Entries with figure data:
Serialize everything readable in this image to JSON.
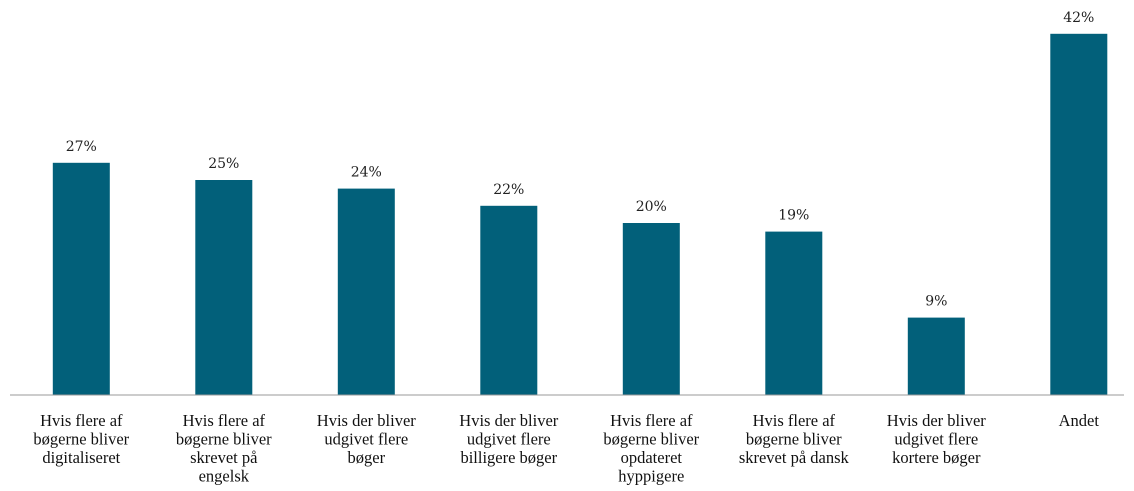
{
  "chart_data": {
    "type": "bar",
    "title": "",
    "xlabel": "",
    "ylabel": "",
    "ylim": [
      0,
      44
    ],
    "grid": false,
    "legend": "none",
    "bar_color": "#02607a",
    "categories": [
      [
        "Hvis flere af",
        "bøgerne bliver",
        "digitaliseret"
      ],
      [
        "Hvis flere af",
        "bøgerne bliver",
        "skrevet på",
        "engelsk"
      ],
      [
        "Hvis der bliver",
        "udgivet flere",
        "bøger"
      ],
      [
        "Hvis der bliver",
        "udgivet flere",
        "billigere bøger"
      ],
      [
        "Hvis flere af",
        "bøgerne bliver",
        "opdateret",
        "hyppigere"
      ],
      [
        "Hvis flere af",
        "bøgerne bliver",
        "skrevet på dansk"
      ],
      [
        "Hvis der bliver",
        "udgivet flere",
        "kortere bøger"
      ],
      [
        "Andet"
      ]
    ],
    "values": [
      27,
      25,
      24,
      22,
      20,
      19,
      9,
      42
    ],
    "value_labels": [
      "27%",
      "25%",
      "24%",
      "22%",
      "20%",
      "19%",
      "9%",
      "42%"
    ]
  }
}
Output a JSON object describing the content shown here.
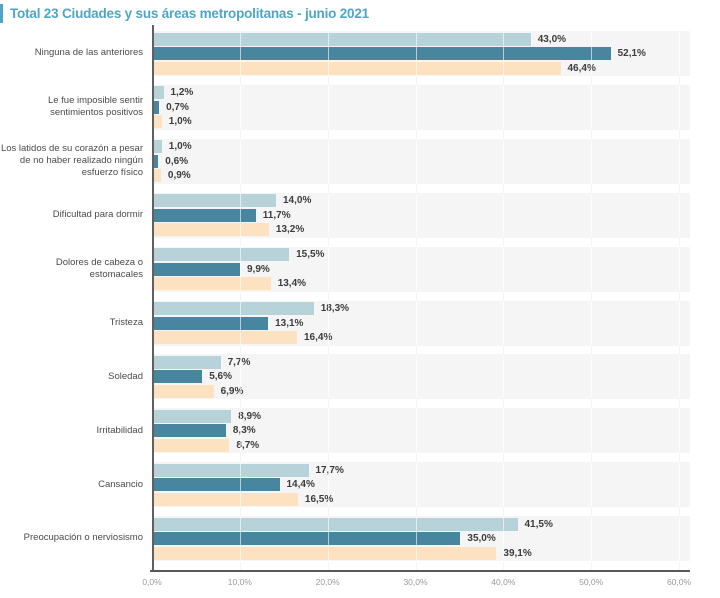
{
  "header": {
    "title": "Total 23 Ciudades y sus áreas metropolitanas - junio 2021",
    "title_color": "#4fa5c5",
    "accent_color": "#4fa5c5"
  },
  "chart_data": {
    "type": "bar",
    "orientation": "horizontal",
    "title": "Total 23 Ciudades y sus áreas metropolitanas - junio 2021",
    "categories": [
      "Ninguna de las anteriores",
      "Le fue imposible sentir sentimientos positivos",
      "Los latidos de su corazón a pesar de no haber realizado ningún esfuerzo físico",
      "Dificultad para dormir",
      "Dolores de cabeza o estomacales",
      "Tristeza",
      "Soledad",
      "Irritabilidad",
      "Cansancio",
      "Preocupación o nerviosismo"
    ],
    "series": [
      {
        "name": "light-blue-series",
        "color": "#b8d2da",
        "values": [
          43.0,
          1.2,
          1.0,
          14.0,
          15.5,
          18.3,
          7.7,
          8.9,
          17.7,
          41.5
        ],
        "labels": [
          "43,0%",
          "1,2%",
          "1,0%",
          "14,0%",
          "15,5%",
          "18,3%",
          "7,7%",
          "8,9%",
          "17,7%",
          "41,5%"
        ]
      },
      {
        "name": "dark-teal-series",
        "color": "#4886a0",
        "values": [
          52.1,
          0.7,
          0.6,
          11.7,
          9.9,
          13.1,
          5.6,
          8.3,
          14.4,
          35.0
        ],
        "labels": [
          "52,1%",
          "0,7%",
          "0,6%",
          "11,7%",
          "9,9%",
          "13,1%",
          "5,6%",
          "8,3%",
          "14,4%",
          "35,0%"
        ]
      },
      {
        "name": "peach-series",
        "color": "#fce2c0",
        "values": [
          46.4,
          1.0,
          0.9,
          13.2,
          13.4,
          16.4,
          6.9,
          8.7,
          16.5,
          39.1
        ],
        "labels": [
          "46,4%",
          "1,0%",
          "0,9%",
          "13,2%",
          "13,4%",
          "16,4%",
          "6,9%",
          "8,7%",
          "16,5%",
          "39,1%"
        ]
      }
    ],
    "xlim": [
      0,
      60
    ],
    "x_ticks": [
      "0,0%",
      "10,0%",
      "20,0%",
      "30,0%",
      "40,0%",
      "50,0%",
      "60,0%"
    ],
    "grid": true,
    "legend": "none",
    "band_color": "#f5f5f5"
  }
}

▶ **WRITTEN REQUEST**
Repeat the material above word for word, please, apart from its images.

▶ **RESULT**
Serialize everything readable in this image to JSON.
{
  "chart_data": {
    "type": "bar",
    "title": "",
    "xlabel": "",
    "ylabel": "",
    "ylim": [
      0,
      44
    ],
    "grid": false,
    "legend": "none",
    "bar_color": "#02607a",
    "categories": [
      [
        "Hvis flere af",
        "bøgerne bliver",
        "digitaliseret"
      ],
      [
        "Hvis flere af",
        "bøgerne bliver",
        "skrevet på",
        "engelsk"
      ],
      [
        "Hvis der bliver",
        "udgivet flere",
        "bøger"
      ],
      [
        "Hvis der bliver",
        "udgivet flere",
        "billigere bøger"
      ],
      [
        "Hvis flere af",
        "bøgerne bliver",
        "opdateret",
        "hyppigere"
      ],
      [
        "Hvis flere af",
        "bøgerne bliver",
        "skrevet på dansk"
      ],
      [
        "Hvis der bliver",
        "udgivet flere",
        "kortere bøger"
      ],
      [
        "Andet"
      ]
    ],
    "values": [
      27,
      25,
      24,
      22,
      20,
      19,
      9,
      42
    ],
    "value_labels": [
      "27%",
      "25%",
      "24%",
      "22%",
      "20%",
      "19%",
      "9%",
      "42%"
    ]
  }
}
Output a JSON object describing the content shown here.
{
  "header": {
    "title": "Total 23 Ciudades y sus áreas metropolitanas - junio 2021",
    "title_color": "#4fa5c5",
    "accent_color": "#4fa5c5"
  },
  "chart_data": {
    "type": "bar",
    "orientation": "horizontal",
    "title": "Total 23 Ciudades y sus áreas metropolitanas - junio 2021",
    "categories": [
      "Ninguna de las anteriores",
      "Le fue imposible sentir sentimientos positivos",
      "Los latidos de su corazón a pesar de no haber realizado ningún esfuerzo físico",
      "Dificultad para dormir",
      "Dolores de cabeza o estomacales",
      "Tristeza",
      "Soledad",
      "Irritabilidad",
      "Cansancio",
      "Preocupación o nerviosismo"
    ],
    "series": [
      {
        "name": "light-blue-series",
        "color": "#b8d2da",
        "values": [
          43.0,
          1.2,
          1.0,
          14.0,
          15.5,
          18.3,
          7.7,
          8.9,
          17.7,
          41.5
        ],
        "labels": [
          "43,0%",
          "1,2%",
          "1,0%",
          "14,0%",
          "15,5%",
          "18,3%",
          "7,7%",
          "8,9%",
          "17,7%",
          "41,5%"
        ]
      },
      {
        "name": "dark-teal-series",
        "color": "#4886a0",
        "values": [
          52.1,
          0.7,
          0.6,
          11.7,
          9.9,
          13.1,
          5.6,
          8.3,
          14.4,
          35.0
        ],
        "labels": [
          "52,1%",
          "0,7%",
          "0,6%",
          "11,7%",
          "9,9%",
          "13,1%",
          "5,6%",
          "8,3%",
          "14,4%",
          "35,0%"
        ]
      },
      {
        "name": "peach-series",
        "color": "#fce2c0",
        "values": [
          46.4,
          1.0,
          0.9,
          13.2,
          13.4,
          16.4,
          6.9,
          8.7,
          16.5,
          39.1
        ],
        "labels": [
          "46,4%",
          "1,0%",
          "0,9%",
          "13,2%",
          "13,4%",
          "16,4%",
          "6,9%",
          "8,7%",
          "16,5%",
          "39,1%"
        ]
      }
    ],
    "xlim": [
      0,
      60
    ],
    "x_ticks": [
      "0,0%",
      "10,0%",
      "20,0%",
      "30,0%",
      "40,0%",
      "50,0%",
      "60,0%"
    ],
    "grid": true,
    "legend": "none",
    "band_color": "#f5f5f5"
  }
}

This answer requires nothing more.